## To be done
Wherever the string "Tillou" shows up in a line, count that line. Give the total alone.

--- start Available data ---

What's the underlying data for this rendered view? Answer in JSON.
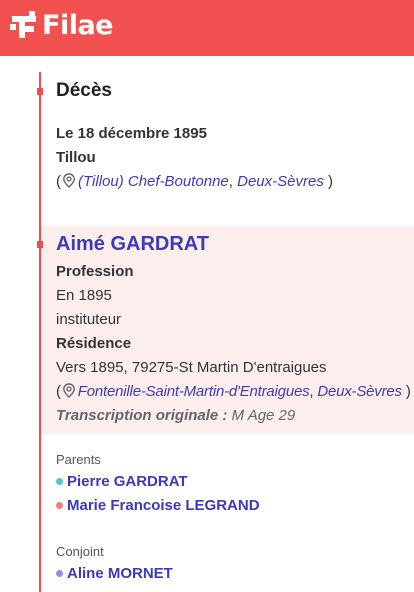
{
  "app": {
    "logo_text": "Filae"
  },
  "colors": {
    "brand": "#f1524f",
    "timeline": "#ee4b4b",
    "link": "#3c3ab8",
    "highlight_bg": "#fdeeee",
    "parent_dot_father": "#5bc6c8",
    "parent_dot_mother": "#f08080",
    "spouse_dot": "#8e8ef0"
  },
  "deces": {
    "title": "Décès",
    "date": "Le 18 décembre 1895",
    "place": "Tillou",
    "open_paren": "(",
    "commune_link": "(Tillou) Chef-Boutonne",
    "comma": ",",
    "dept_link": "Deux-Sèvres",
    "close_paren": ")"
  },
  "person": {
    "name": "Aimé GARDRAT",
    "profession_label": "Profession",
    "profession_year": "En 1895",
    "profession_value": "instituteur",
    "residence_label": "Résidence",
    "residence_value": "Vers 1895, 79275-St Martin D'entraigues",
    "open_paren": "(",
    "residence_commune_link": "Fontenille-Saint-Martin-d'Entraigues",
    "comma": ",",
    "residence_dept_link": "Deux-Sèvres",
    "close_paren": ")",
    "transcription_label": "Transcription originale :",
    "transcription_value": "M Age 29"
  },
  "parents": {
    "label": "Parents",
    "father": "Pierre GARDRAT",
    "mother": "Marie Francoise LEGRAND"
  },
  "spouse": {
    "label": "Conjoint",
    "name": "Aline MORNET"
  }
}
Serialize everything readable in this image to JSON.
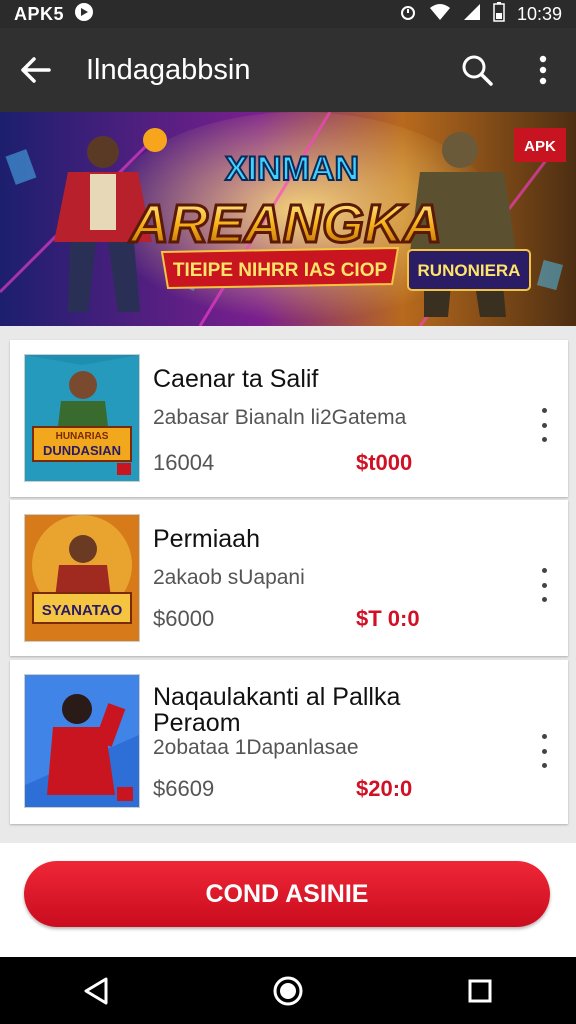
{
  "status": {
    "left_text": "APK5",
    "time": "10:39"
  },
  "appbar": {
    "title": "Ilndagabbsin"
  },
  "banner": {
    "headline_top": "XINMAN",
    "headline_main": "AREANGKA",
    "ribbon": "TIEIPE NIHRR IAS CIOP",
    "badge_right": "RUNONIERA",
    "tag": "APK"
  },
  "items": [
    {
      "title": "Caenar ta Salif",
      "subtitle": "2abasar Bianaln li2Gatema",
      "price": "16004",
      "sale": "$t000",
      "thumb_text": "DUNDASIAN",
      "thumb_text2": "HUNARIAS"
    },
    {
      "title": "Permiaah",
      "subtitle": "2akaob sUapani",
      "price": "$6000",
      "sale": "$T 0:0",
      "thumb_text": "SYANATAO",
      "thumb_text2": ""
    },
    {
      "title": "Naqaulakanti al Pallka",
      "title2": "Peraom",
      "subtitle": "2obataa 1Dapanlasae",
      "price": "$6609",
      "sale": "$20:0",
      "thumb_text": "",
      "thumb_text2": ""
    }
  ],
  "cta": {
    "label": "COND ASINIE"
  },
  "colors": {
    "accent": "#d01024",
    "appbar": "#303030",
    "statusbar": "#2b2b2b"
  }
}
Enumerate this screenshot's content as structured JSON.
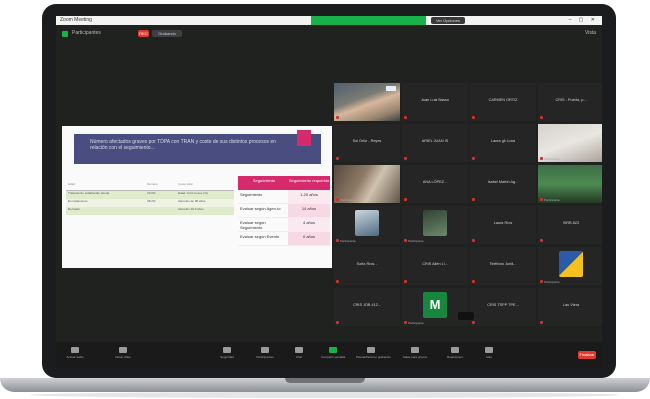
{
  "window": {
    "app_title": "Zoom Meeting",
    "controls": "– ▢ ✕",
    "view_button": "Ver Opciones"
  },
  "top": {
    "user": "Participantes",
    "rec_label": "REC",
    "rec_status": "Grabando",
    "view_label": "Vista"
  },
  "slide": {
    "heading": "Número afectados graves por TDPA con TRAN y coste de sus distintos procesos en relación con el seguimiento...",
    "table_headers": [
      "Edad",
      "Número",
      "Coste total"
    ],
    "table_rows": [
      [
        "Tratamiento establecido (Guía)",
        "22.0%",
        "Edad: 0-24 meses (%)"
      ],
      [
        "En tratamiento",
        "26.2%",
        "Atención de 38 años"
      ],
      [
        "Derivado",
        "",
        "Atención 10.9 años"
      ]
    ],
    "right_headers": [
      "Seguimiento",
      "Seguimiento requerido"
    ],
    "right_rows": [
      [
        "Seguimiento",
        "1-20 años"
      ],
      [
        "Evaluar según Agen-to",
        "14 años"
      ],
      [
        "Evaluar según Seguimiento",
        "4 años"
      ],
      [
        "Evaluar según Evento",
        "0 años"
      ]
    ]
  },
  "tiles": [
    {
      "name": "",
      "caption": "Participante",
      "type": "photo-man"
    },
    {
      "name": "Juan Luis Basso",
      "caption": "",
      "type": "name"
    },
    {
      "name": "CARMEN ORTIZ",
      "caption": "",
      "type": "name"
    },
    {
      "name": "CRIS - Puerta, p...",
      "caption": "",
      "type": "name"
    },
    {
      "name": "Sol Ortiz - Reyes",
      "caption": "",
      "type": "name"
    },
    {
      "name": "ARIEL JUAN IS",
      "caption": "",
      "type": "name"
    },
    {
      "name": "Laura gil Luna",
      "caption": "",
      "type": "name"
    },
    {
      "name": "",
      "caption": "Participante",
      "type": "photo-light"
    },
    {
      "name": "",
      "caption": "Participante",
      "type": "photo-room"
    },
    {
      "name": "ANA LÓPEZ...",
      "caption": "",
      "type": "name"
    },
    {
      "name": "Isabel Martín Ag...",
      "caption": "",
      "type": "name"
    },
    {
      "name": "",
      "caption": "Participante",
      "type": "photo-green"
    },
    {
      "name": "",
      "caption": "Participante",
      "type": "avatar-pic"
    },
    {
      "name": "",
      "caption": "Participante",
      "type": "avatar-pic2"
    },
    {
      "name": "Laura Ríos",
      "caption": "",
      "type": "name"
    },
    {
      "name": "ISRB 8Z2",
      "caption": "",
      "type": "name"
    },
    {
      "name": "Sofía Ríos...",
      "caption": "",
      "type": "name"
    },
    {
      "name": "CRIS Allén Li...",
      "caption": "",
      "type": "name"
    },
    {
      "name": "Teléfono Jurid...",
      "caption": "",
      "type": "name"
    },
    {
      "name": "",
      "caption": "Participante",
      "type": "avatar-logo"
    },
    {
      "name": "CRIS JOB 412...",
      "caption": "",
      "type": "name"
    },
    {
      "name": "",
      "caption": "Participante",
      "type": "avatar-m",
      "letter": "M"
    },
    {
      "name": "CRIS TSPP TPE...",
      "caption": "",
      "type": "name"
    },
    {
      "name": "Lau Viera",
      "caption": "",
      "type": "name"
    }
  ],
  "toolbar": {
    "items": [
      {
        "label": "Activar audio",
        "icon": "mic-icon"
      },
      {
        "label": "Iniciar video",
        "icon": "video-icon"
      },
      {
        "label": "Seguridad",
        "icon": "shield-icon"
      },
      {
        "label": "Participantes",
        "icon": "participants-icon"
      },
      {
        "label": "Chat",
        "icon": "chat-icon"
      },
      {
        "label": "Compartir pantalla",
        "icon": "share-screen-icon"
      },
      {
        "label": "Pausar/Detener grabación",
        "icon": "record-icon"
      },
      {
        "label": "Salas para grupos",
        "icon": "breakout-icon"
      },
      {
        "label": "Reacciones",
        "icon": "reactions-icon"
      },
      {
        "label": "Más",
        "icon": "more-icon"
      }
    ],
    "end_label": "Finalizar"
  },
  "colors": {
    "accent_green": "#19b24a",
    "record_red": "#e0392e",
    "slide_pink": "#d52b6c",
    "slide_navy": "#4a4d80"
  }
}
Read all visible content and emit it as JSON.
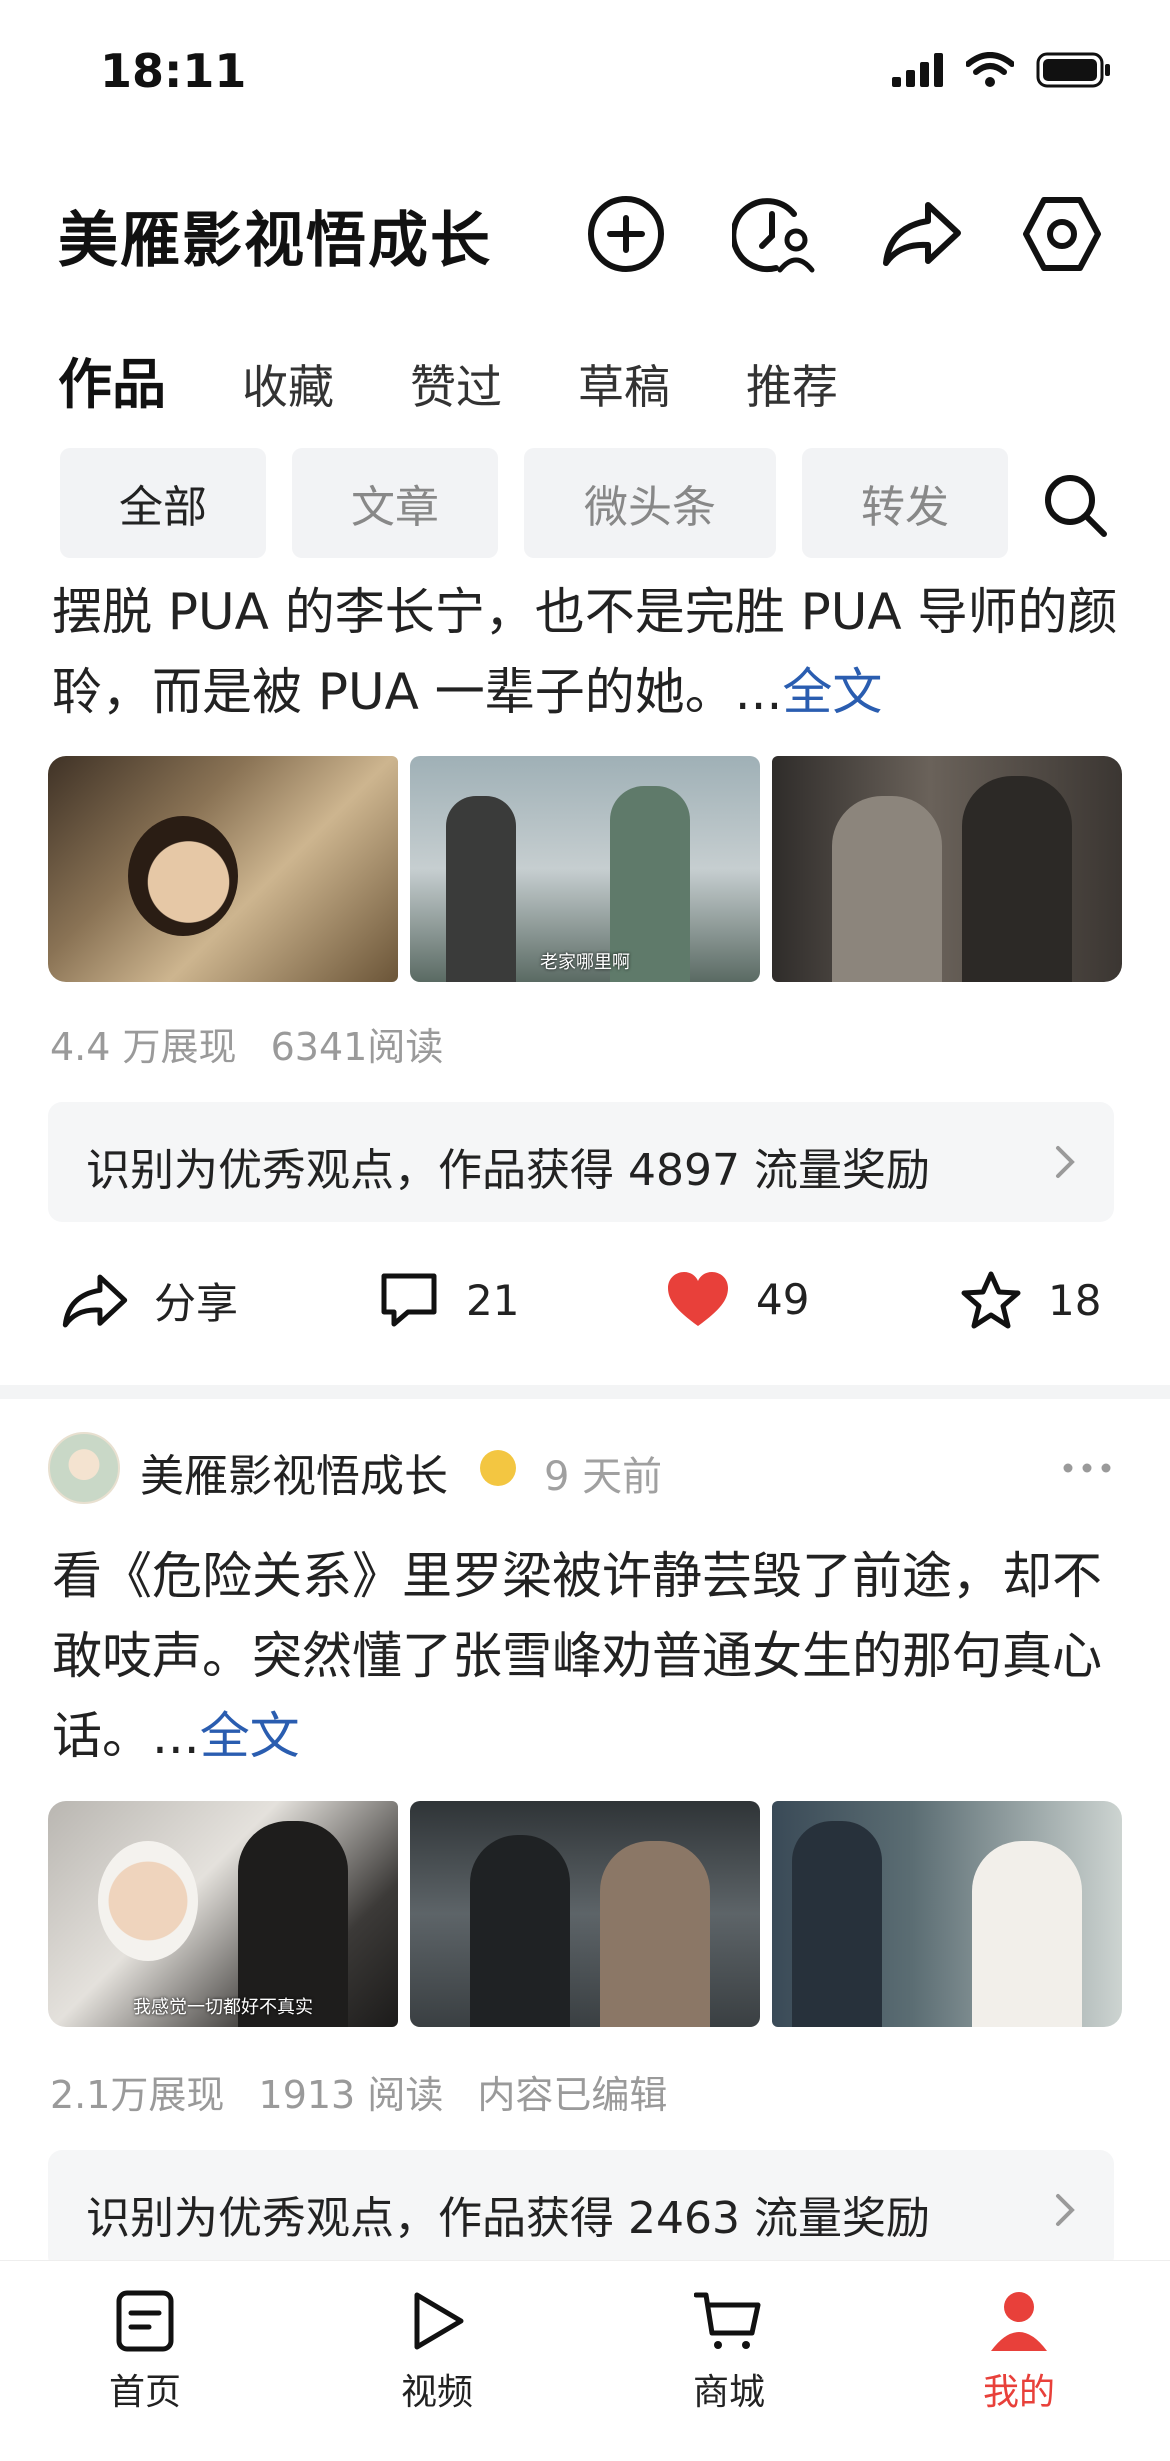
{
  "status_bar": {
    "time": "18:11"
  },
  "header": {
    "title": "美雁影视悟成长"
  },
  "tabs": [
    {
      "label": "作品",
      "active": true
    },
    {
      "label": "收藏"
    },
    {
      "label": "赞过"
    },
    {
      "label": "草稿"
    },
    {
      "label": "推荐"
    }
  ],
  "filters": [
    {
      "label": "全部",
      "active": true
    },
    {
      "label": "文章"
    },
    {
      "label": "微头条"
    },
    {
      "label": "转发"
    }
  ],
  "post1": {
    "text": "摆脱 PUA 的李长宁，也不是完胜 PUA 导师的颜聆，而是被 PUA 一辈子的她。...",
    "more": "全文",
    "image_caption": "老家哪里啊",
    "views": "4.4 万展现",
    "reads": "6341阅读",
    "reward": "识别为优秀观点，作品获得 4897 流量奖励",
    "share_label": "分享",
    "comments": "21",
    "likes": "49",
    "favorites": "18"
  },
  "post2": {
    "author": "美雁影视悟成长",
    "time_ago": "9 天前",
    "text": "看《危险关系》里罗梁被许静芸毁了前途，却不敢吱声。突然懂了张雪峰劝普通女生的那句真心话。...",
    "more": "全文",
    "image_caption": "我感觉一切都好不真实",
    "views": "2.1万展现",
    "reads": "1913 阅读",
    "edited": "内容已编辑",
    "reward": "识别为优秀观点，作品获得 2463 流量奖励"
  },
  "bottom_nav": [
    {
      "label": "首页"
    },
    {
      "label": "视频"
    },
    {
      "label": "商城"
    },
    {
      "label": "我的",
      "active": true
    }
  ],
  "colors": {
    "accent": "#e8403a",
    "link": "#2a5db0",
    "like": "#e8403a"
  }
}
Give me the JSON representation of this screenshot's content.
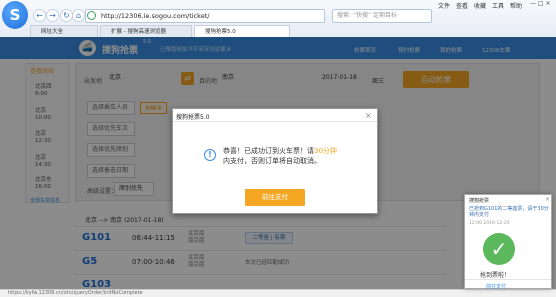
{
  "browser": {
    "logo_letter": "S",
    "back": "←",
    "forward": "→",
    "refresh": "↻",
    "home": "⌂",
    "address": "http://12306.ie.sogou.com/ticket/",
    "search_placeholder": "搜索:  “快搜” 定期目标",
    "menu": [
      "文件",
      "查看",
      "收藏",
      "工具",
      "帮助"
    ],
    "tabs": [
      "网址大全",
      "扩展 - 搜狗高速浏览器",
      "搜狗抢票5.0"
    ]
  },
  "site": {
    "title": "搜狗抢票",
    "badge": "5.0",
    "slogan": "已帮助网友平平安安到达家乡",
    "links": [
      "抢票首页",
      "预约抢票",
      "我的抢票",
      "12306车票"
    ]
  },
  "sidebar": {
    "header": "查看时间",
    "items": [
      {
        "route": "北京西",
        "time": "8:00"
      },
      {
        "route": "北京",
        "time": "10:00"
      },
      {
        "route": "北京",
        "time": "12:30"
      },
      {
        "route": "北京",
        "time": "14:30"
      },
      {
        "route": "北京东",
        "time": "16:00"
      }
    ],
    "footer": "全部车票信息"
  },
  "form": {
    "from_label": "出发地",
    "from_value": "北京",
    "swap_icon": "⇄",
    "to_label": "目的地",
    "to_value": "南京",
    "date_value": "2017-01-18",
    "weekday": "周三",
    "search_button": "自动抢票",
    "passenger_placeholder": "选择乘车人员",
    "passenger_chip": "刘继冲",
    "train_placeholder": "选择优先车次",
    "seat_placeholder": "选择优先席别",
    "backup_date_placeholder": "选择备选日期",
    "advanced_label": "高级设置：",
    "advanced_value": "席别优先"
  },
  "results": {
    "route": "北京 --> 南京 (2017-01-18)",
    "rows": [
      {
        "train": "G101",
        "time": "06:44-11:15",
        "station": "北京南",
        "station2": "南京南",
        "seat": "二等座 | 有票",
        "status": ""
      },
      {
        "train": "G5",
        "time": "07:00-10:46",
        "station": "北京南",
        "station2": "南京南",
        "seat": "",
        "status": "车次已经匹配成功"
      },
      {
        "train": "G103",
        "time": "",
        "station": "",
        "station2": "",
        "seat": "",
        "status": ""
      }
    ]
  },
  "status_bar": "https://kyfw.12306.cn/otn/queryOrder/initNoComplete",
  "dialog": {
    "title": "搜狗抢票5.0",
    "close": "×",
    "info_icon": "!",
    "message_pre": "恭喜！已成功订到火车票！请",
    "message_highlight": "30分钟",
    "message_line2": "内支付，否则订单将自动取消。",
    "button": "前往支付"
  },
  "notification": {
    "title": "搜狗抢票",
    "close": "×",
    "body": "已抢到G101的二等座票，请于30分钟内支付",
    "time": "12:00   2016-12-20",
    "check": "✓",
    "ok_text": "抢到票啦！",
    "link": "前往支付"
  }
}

--- end Available data ---

## Correct answer
2